• What this task involves
Copy out the records word for word, from the line that contains "Patent image size: (1320, 1084)." through the line that contains "The MEA surface 14a is at (862, 812).", including both of those lines, and give nothing else.
———
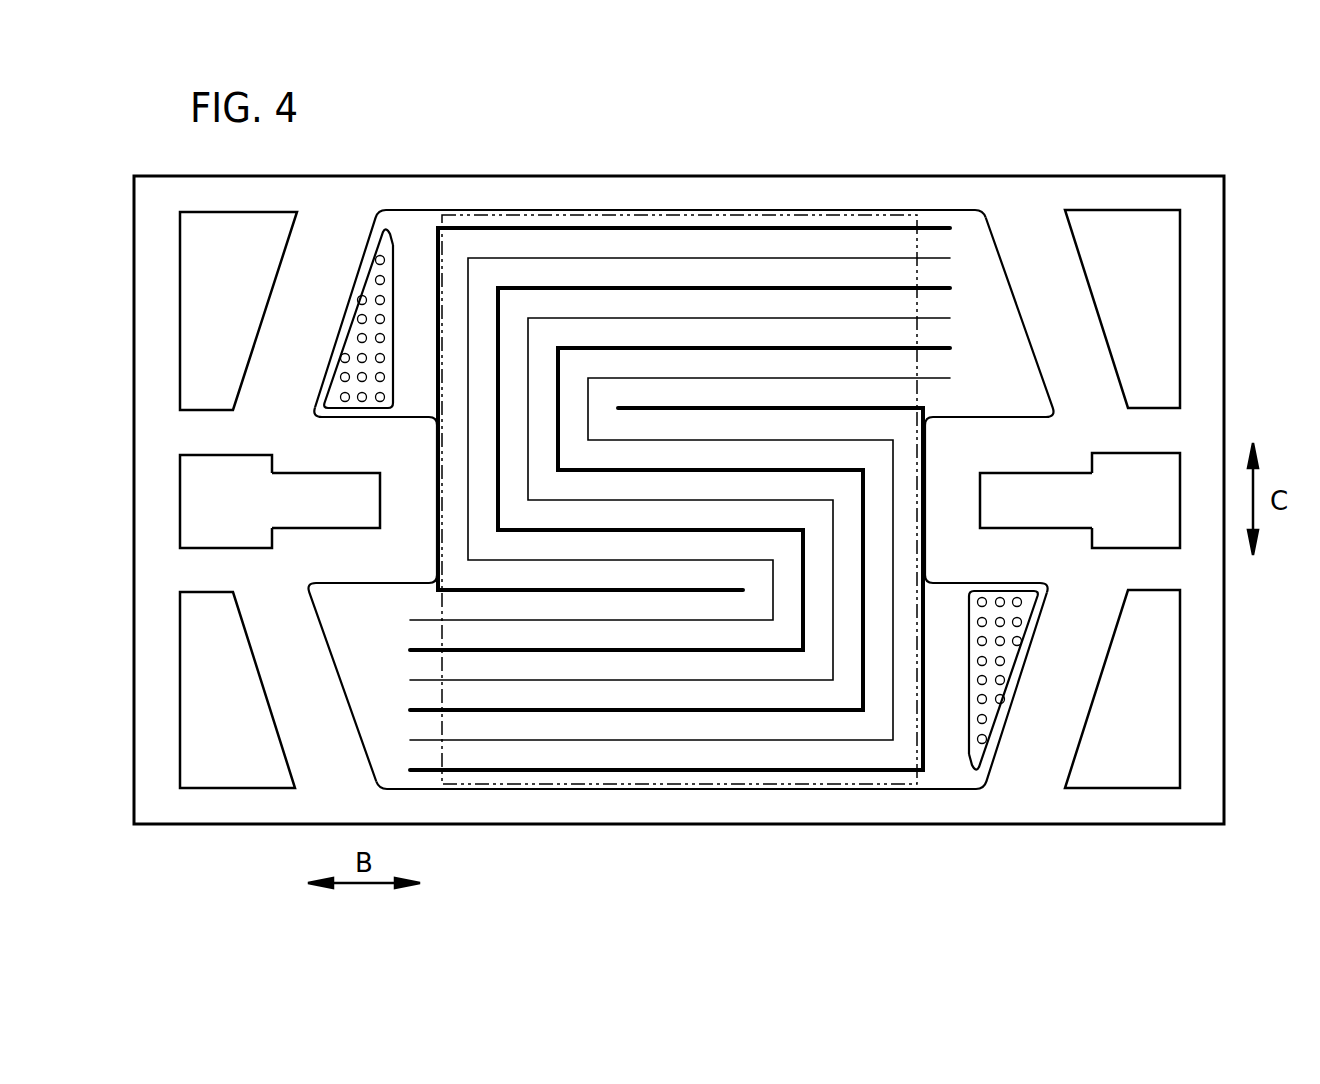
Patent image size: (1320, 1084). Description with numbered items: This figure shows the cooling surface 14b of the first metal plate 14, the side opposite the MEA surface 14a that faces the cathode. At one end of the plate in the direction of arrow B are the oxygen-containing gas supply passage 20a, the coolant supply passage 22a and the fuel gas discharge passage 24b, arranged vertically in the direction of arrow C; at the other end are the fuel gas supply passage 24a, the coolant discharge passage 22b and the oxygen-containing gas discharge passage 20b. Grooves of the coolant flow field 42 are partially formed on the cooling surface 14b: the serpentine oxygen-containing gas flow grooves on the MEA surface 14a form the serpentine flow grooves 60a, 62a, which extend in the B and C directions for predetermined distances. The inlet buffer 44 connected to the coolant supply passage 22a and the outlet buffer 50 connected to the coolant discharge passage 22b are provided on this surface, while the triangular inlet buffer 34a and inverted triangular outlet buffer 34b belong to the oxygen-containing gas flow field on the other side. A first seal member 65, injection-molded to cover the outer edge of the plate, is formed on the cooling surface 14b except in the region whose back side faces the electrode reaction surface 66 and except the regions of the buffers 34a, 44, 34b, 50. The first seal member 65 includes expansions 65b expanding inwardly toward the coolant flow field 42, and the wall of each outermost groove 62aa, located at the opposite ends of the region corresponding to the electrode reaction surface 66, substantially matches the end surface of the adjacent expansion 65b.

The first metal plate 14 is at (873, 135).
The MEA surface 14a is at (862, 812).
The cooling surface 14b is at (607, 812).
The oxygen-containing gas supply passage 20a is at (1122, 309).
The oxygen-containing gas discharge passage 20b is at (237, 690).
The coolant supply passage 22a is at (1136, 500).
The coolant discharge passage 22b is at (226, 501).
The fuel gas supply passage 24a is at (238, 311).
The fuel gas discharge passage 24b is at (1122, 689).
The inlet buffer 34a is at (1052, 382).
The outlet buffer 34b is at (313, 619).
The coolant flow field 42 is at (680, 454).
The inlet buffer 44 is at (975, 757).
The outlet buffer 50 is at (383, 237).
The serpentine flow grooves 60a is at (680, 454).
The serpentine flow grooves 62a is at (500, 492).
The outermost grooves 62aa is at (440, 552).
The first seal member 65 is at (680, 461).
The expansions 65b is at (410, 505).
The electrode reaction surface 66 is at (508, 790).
———
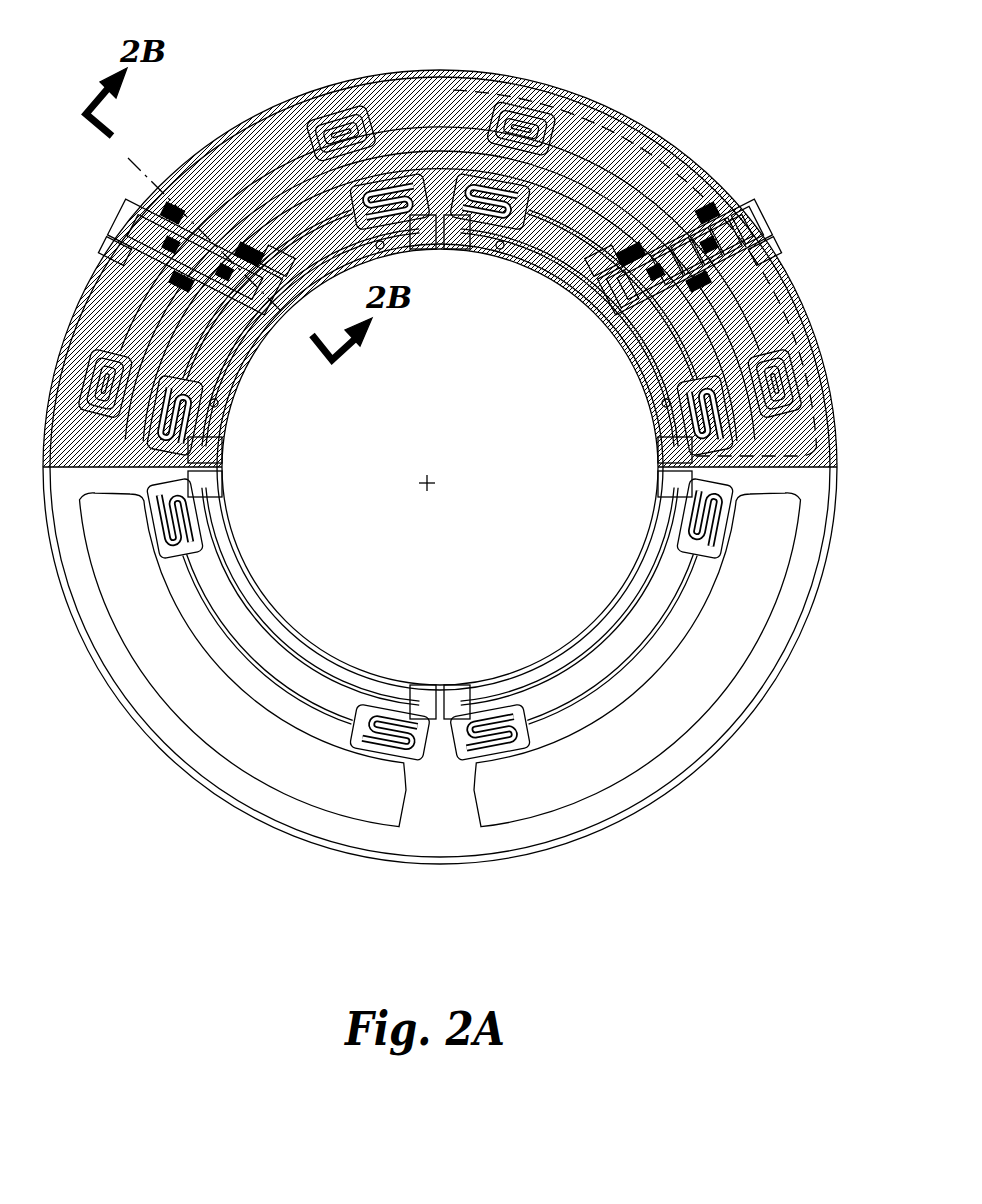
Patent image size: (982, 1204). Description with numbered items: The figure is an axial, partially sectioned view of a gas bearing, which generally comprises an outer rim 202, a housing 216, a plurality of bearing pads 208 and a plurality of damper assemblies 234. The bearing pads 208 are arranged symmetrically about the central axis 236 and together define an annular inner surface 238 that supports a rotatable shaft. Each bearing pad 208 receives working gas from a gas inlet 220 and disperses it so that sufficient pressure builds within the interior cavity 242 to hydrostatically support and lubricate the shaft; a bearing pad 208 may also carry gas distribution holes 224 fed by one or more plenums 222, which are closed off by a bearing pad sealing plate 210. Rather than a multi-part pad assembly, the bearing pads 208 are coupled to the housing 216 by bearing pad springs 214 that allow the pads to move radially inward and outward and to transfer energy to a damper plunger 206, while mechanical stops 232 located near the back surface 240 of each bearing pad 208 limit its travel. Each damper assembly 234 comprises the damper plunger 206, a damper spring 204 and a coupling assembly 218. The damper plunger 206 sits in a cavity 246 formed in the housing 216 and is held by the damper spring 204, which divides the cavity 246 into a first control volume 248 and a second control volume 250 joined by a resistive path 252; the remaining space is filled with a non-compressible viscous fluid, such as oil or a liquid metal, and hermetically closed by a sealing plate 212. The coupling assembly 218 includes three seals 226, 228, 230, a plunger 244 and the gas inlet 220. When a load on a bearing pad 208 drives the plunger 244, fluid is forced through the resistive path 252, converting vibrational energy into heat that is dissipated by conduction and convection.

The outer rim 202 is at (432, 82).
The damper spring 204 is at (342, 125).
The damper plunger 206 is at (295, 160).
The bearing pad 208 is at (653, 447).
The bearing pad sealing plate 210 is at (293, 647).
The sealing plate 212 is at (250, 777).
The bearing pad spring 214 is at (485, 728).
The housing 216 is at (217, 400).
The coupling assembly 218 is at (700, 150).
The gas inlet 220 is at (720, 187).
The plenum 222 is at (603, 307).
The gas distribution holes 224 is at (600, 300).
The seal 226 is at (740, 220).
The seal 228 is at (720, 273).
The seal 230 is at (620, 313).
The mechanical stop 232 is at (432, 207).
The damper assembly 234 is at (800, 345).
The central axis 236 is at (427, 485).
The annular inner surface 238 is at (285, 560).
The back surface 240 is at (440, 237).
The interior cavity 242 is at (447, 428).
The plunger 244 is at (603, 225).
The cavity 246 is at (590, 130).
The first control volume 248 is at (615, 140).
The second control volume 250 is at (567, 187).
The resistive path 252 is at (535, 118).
———
• Result of the exercise
Patent image size: (1320, 1084). Description with numbered items: This figure shows the cooling surface 14b of the first metal plate 14, the side opposite the MEA surface 14a that faces the cathode. At one end of the plate in the direction of arrow B are the oxygen-containing gas supply passage 20a, the coolant supply passage 22a and the fuel gas discharge passage 24b, arranged vertically in the direction of arrow C; at the other end are the fuel gas supply passage 24a, the coolant discharge passage 22b and the oxygen-containing gas discharge passage 20b. Grooves of the coolant flow field 42 are partially formed on the cooling surface 14b: the serpentine oxygen-containing gas flow grooves on the MEA surface 14a form the serpentine flow grooves 60a, 62a, which extend in the B and C directions for predetermined distances. The inlet buffer 44 connected to the coolant supply passage 22a and the outlet buffer 50 connected to the coolant discharge passage 22b are provided on this surface, while the triangular inlet buffer 34a and inverted triangular outlet buffer 34b belong to the oxygen-containing gas flow field on the other side. A first seal member 65, injection-molded to cover the outer edge of the plate, is formed on the cooling surface 14b except in the region whose back side faces the electrode reaction surface 66 and except the regions of the buffers 34a, 44, 34b, 50. The first seal member 65 includes expansions 65b expanding inwardly toward the coolant flow field 42, and the wall of each outermost groove 62aa, located at the opposite ends of the region corresponding to the electrode reaction surface 66, substantially matches the end surface of the adjacent expansion 65b.

The first metal plate 14 is at (873, 135).
The MEA surface 14a is at (862, 812).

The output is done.